**Brano proposto:**
3. Il secondo motivo di ricorso e’ invece inammissibile. La difesa nell’eccepire il travisamento della prova non si e’ effettivamente confrontata con il ragionamento probatorio operato dal giudice dell’appello. Quest’ultimo non ha infatti messo in discussione la correttezza della diagnosi effettuata dall’imputato, bensi’ ha solo rilevato l’incongruenza tra le diverse date dei documenti presi in considerazione. La difesa si lamenta in modo generico della mancata considerazione dell’uguaglianza delle diagnosi contenute nel referto del (OMISSIS) e nelle prescrizioni e nei certificati rilasciati dall’imputato invece il 10 settembre 2014, ma trascura che la condanna non ha ad oggetto una falsa diagnosi, bensi’ la data della sua formulazione.
4. In conclusione il ricorso deve essere rigettato ed il ricorrente condannato al pagamento delle spese processuali, nonche’ alla refusione delle spese sostenute nel grado dalla parte civile, che si liquidano in complessivi Euro 3.000, oltre accessori di legge.
P.Q.M.
Rigetta il ricorso e condanna il ricorrente al pagamento delle spese processuali. Condanna, inoltre, l’imputato alta rifusione delle spese di rappresentanza e difesa sostenute nel presente giudizio dalla parte civile che liquida in complessivi Euro 3.000, oltre accessori di legge.
In caso di diffusione omettere le generalità e gli altri dati identificativi dei soggetti interessati nei termini indicati.

**Il tuo obiettivo:** Trascrivi per favore parola per parola dal brano della sentenza la parte che va da "4. In conclusione" fino a "nei termini indicati." compreso. Le righe riportate qui non servono.

**Dati forniti:**
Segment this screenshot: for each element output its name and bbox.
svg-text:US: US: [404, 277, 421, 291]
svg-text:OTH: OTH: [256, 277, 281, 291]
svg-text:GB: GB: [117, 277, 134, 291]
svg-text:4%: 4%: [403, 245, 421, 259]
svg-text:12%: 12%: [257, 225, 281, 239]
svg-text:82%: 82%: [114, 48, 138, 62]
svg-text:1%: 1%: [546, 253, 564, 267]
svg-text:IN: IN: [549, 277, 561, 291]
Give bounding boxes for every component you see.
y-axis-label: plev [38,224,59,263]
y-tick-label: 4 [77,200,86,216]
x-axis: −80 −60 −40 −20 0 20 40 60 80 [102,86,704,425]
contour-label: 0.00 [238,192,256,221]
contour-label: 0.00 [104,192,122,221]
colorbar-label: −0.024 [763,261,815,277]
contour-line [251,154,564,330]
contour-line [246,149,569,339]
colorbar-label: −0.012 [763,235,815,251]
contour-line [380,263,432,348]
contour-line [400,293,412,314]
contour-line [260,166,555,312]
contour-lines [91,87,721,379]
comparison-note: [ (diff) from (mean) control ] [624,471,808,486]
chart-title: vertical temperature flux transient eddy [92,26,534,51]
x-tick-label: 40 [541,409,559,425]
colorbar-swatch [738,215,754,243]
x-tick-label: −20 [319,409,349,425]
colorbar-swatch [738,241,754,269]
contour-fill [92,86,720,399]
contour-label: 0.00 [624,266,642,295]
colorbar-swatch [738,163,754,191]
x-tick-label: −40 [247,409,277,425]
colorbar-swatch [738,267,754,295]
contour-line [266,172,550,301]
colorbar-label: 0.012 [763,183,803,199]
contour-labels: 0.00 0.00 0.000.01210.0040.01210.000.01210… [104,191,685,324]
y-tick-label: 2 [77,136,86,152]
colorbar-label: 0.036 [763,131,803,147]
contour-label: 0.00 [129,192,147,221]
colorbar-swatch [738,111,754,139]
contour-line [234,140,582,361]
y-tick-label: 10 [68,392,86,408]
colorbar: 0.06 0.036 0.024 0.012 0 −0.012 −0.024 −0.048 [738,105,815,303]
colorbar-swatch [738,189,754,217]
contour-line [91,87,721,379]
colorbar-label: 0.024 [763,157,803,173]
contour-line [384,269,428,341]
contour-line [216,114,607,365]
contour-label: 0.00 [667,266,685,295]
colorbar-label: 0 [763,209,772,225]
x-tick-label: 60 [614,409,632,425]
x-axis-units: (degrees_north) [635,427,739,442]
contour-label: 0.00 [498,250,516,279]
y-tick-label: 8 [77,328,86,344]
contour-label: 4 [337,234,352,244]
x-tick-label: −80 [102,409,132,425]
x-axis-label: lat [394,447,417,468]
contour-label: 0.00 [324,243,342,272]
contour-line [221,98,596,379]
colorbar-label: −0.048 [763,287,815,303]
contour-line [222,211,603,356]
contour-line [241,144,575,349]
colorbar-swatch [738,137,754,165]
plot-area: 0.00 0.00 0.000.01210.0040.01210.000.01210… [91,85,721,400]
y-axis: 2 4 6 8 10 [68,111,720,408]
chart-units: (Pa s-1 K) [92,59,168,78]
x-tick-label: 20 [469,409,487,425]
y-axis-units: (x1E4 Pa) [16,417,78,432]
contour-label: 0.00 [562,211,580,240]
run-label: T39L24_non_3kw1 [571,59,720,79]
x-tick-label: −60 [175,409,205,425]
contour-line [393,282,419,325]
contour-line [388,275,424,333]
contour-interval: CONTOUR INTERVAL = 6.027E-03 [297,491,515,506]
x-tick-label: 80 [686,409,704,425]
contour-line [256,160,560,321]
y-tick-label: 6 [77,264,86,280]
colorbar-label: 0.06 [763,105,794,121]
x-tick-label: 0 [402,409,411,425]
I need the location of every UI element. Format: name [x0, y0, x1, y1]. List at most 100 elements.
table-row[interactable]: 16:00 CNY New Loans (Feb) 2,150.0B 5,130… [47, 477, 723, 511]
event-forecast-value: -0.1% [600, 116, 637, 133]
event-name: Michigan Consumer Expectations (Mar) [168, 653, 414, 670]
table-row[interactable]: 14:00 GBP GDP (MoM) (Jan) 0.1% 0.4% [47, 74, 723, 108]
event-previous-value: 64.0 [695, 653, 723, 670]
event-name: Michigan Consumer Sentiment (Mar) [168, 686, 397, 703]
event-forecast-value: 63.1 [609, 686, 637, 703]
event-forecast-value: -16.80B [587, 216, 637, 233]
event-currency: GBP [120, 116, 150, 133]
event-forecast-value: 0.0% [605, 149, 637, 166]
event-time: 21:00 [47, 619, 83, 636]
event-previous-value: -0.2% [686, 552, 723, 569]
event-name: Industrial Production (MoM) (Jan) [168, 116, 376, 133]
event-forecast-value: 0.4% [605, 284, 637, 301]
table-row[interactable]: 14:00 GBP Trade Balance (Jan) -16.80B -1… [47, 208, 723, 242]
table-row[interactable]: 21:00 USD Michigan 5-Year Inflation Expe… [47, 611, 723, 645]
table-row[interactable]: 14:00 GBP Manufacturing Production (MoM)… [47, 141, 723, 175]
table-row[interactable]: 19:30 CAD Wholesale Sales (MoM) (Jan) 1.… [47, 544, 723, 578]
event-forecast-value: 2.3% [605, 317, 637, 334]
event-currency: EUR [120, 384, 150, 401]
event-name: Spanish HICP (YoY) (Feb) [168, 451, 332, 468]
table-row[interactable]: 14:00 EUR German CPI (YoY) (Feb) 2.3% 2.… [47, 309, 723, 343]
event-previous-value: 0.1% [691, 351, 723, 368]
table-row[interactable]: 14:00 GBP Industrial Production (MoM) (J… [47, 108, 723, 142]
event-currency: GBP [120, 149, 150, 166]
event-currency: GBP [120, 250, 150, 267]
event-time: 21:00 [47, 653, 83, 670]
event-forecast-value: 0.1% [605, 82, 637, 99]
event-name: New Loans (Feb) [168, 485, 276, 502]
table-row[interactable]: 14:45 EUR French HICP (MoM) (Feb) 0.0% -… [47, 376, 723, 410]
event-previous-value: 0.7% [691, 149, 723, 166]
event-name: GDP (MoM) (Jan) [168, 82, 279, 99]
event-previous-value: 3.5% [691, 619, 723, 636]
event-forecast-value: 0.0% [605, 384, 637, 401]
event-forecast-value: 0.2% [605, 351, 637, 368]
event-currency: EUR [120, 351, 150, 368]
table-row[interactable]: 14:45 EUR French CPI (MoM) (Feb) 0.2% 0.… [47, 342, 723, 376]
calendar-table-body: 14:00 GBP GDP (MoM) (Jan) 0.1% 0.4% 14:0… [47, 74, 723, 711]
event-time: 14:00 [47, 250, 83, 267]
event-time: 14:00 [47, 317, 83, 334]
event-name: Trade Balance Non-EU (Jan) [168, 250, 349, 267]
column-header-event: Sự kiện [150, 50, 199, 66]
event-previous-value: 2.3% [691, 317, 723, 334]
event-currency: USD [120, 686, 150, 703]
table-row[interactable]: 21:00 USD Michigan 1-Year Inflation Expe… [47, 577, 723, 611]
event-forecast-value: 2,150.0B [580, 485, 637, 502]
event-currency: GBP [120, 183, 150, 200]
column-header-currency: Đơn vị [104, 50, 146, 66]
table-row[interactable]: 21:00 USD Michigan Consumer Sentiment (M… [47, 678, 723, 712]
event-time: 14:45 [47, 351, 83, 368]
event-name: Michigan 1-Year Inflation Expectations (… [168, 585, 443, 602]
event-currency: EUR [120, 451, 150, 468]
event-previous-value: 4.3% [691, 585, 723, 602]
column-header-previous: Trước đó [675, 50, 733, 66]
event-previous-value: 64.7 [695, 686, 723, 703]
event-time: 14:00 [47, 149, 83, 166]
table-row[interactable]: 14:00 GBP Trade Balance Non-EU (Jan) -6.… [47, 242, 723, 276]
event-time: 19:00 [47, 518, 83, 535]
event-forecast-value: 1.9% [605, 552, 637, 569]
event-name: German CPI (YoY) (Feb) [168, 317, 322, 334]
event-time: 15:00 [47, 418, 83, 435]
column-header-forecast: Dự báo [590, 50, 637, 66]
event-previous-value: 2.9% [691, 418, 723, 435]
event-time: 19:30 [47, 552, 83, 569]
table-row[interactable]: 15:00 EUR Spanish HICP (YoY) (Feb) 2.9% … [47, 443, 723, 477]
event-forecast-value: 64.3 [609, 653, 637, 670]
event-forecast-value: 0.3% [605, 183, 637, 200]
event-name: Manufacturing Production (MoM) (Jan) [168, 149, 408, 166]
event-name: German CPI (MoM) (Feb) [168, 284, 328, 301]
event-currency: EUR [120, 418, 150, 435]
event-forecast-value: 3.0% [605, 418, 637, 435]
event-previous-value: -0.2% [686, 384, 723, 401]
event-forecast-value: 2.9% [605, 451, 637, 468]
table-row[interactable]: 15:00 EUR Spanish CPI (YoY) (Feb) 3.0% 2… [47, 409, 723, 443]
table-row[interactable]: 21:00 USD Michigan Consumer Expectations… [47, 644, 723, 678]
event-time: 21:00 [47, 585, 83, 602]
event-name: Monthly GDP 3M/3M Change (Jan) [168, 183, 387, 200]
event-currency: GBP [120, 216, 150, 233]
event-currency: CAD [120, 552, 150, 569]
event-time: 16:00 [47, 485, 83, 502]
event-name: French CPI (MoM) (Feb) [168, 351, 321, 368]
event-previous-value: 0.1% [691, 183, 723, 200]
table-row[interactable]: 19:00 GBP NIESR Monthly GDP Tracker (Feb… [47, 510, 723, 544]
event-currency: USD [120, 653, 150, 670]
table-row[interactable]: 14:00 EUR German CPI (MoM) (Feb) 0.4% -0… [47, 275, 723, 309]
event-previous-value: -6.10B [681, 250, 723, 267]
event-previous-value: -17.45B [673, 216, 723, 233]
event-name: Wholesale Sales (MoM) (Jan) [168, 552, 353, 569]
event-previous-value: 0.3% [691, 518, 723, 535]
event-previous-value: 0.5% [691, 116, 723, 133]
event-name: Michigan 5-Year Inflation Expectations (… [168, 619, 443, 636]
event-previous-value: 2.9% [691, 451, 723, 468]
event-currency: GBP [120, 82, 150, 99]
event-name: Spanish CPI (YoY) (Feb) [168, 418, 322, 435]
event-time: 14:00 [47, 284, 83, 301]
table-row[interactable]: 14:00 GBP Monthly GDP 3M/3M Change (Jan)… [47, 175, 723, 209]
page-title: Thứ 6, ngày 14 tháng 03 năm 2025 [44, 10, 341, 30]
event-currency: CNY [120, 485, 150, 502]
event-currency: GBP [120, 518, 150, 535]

**Risultato:**
4. In conclusione il ricorso deve essere rigettato ed il ricorrente condannato al pagamento delle spese processuali, nonche’ alla refusione delle spese sostenute nel grado dalla parte civile, che si liquidano in complessivi Euro 3.000, oltre accessori di legge.
P.Q.M.
Rigetta il ricorso e condanna il ricorrente al pagamento delle spese processuali. Condanna, inoltre, l’imputato alta rifusione delle spese di rappresentanza e difesa sostenute nel presente giudizio dalla parte civile che liquida in complessivi Euro 3.000, oltre accessori di legge.
In caso di diffusione omettere le generalità e gli altri dati identificativi dei soggetti interessati nei termini indicati.